▶ [REQUIREMENTS] In the records below, locate the line containing "Convert this chart", then extract it and all following lines exactly, ending with the last line.

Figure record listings
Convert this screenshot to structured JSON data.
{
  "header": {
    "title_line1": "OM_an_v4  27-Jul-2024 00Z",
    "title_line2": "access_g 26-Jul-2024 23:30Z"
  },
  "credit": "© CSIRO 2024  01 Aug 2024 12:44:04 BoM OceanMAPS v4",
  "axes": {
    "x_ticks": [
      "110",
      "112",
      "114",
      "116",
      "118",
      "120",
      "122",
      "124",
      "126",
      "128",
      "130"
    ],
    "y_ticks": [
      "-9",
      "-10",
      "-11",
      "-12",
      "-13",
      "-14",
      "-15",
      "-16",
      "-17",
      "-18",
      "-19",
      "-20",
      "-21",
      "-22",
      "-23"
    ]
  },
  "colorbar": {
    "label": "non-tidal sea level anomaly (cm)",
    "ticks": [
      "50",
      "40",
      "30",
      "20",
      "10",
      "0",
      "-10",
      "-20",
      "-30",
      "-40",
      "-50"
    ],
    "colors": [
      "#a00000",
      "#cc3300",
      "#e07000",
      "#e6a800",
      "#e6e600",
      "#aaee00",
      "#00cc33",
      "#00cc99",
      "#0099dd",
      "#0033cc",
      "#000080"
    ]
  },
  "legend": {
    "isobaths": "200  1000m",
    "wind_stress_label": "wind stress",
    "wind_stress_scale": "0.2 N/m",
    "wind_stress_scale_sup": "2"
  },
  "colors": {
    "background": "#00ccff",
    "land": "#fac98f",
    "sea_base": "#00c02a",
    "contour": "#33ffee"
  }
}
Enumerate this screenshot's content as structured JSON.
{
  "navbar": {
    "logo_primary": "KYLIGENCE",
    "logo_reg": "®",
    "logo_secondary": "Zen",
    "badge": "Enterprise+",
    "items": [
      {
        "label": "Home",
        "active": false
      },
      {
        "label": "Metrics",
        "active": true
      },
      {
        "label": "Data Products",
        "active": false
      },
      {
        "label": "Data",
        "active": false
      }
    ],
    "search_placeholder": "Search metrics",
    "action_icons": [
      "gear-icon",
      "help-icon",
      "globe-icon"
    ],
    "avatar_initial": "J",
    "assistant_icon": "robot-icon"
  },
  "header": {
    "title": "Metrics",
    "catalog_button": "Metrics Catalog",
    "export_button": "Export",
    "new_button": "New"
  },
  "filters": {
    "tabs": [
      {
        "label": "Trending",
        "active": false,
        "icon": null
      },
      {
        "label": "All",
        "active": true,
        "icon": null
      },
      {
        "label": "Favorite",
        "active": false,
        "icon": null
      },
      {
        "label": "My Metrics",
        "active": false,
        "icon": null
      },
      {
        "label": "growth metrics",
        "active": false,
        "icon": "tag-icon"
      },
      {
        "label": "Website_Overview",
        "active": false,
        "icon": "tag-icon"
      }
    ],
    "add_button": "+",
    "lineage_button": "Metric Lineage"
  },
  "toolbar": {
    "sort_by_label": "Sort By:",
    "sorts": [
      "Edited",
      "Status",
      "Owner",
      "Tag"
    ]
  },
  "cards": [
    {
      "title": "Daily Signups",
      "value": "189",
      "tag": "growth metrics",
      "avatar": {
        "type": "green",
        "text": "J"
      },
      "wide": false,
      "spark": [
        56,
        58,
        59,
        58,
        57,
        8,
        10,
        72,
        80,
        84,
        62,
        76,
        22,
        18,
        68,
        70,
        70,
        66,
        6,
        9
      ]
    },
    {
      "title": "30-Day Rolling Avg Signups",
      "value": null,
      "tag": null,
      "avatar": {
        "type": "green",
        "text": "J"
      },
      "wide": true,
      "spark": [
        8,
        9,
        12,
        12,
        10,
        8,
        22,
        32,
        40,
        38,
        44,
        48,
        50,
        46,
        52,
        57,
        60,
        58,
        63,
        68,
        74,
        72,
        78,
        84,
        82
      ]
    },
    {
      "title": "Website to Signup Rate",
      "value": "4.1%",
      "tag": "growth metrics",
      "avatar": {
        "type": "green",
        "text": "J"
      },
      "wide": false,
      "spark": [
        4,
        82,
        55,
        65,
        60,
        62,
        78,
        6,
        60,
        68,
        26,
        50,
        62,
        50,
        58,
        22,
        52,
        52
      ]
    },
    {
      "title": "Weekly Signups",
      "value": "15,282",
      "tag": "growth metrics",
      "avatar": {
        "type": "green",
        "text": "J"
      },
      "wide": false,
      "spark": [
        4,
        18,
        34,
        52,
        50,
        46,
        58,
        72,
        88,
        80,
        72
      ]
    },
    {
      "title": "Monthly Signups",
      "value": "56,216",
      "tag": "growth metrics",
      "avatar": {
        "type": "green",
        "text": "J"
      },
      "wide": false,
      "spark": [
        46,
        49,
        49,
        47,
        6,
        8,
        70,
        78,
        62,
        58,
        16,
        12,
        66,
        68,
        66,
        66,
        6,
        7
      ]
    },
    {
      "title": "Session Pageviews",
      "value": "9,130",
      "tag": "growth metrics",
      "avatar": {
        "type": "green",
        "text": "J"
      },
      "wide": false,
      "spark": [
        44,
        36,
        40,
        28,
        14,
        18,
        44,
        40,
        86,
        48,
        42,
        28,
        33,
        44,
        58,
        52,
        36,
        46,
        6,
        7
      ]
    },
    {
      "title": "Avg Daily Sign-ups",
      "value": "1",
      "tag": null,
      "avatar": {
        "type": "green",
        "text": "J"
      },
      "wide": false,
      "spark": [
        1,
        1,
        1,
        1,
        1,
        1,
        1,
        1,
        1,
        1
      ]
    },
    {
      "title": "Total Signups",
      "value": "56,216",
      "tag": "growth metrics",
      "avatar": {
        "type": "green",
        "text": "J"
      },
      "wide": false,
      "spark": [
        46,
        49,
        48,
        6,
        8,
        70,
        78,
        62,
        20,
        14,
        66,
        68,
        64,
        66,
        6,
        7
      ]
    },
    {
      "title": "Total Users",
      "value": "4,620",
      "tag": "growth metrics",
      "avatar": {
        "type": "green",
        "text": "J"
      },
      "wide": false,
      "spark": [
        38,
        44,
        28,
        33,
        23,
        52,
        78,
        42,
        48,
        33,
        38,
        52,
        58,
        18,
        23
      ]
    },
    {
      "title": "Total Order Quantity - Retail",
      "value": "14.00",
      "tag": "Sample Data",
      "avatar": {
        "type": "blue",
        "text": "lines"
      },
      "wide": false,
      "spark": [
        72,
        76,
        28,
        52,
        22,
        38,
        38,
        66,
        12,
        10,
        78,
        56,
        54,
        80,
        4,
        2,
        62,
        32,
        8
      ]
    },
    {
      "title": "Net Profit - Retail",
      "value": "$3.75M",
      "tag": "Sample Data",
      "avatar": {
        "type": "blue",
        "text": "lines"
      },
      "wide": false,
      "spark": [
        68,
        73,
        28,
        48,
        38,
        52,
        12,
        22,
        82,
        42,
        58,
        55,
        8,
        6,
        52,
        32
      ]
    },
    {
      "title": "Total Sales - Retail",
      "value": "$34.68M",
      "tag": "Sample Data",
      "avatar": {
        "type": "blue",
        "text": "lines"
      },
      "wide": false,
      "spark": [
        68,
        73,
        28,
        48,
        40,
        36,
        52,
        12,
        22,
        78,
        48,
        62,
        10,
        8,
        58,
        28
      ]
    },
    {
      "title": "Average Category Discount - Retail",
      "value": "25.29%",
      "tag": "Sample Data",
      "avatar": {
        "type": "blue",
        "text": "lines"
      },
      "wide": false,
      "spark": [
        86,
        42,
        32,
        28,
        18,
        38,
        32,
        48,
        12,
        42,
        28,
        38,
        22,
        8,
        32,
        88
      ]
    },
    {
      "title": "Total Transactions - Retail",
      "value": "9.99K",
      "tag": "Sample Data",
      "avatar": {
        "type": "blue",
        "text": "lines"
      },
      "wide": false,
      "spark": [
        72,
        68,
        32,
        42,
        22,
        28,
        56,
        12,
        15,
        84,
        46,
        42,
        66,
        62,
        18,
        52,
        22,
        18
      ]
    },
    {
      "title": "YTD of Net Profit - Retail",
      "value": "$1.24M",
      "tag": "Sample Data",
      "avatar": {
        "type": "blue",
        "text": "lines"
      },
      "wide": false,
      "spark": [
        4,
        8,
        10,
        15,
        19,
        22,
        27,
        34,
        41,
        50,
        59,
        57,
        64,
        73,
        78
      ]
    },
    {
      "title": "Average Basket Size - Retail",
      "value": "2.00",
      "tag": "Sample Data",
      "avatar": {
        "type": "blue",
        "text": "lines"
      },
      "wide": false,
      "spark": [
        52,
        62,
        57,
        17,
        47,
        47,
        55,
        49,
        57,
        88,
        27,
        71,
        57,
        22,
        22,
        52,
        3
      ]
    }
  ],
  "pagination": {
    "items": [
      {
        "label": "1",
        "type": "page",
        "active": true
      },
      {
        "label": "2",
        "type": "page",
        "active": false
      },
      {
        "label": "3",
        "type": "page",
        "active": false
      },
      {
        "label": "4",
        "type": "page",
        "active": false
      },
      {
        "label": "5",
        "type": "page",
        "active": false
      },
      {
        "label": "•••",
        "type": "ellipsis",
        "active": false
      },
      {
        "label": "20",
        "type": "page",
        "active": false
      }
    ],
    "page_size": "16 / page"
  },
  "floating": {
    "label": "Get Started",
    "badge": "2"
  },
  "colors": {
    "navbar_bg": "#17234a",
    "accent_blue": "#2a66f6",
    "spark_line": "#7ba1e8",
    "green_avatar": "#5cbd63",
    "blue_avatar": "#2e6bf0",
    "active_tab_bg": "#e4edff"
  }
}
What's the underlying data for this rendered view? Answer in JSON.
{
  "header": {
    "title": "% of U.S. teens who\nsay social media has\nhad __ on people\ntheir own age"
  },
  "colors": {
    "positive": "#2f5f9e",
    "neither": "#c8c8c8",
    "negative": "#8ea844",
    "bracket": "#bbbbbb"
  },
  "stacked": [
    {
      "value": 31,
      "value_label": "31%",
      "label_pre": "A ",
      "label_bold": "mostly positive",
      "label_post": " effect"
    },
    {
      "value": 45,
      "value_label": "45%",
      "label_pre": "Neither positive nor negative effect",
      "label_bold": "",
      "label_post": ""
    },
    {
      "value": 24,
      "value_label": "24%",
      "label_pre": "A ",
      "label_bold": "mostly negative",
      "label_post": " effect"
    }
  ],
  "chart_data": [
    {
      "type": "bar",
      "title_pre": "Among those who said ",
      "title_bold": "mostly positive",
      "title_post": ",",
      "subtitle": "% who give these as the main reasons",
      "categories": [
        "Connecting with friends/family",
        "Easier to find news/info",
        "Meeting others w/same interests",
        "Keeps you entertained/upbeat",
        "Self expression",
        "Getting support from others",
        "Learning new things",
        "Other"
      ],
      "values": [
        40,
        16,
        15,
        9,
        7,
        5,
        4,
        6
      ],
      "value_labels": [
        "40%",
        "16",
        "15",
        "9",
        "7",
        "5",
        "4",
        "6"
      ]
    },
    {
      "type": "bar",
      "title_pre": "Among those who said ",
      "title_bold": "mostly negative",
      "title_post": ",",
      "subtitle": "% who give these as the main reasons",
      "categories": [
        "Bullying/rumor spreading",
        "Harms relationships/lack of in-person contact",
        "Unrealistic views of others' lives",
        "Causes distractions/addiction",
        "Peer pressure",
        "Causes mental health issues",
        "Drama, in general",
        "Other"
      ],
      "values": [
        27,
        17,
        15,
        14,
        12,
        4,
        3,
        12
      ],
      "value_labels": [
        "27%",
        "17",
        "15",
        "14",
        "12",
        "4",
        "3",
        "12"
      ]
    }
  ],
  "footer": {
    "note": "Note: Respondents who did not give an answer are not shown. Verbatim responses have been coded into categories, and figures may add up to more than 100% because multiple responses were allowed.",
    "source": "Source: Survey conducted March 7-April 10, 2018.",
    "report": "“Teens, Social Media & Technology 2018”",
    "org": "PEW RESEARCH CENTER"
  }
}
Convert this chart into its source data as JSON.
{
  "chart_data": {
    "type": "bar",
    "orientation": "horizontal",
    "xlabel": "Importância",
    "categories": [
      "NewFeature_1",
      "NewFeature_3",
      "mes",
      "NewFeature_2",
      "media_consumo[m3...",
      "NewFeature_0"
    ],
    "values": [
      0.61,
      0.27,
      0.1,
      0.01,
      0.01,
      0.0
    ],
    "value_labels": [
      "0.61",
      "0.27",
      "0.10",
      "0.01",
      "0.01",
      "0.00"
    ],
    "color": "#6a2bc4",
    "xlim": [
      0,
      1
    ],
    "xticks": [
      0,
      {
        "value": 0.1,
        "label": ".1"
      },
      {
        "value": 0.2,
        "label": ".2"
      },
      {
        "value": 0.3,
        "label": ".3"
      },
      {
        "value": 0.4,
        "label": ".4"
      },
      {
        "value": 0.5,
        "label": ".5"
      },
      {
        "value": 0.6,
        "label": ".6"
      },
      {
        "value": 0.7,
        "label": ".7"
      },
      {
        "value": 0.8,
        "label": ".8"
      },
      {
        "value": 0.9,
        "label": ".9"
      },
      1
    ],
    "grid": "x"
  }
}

▶ [RESPONSE TO THIS EXERCISE]
Convert this chart into its source data as JSON.
{
  "chart_data": {
    "type": "bar",
    "orientation": "horizontal",
    "xlabel": "Importância",
    "categories": [
      "NewFeature_1",
      "NewFeature_3",
      "mes",
      "NewFeature_2",
      "media_consumo[m3...",
      "NewFeature_0"
    ],
    "values": [
      0.61,
      0.27,
      0.1,
      0.01,
      0.01,
      0.0
    ],
    "value_labels": [
      "0.61",
      "0.27",
      "0.10",
      "0.01",
      "0.01",
      "0.00"
    ],
    "color": "#6a2bc4",
    "xlim": [
      0,
      1
    ],
    "xticks": [
      0,
      {
        "value": 0.1,
        "label": ".1"
      },
      {
        "value": 0.2,
        "label": ".2"
      },
      {
        "value": 0.3,
        "label": ".3"
      },
      {
        "value": 0.4,
        "label": ".4"
      },
      {
        "value": 0.5,
        "label": ".5"
      },
      {
        "value": 0.6,
        "label": ".6"
      },
      {
        "value": 0.7,
        "label": ".7"
      },
      {
        "value": 0.8,
        "label": ".8"
      },
      {
        "value": 0.9,
        "label": ".9"
      },
      1
    ],
    "grid": "x"
  }
}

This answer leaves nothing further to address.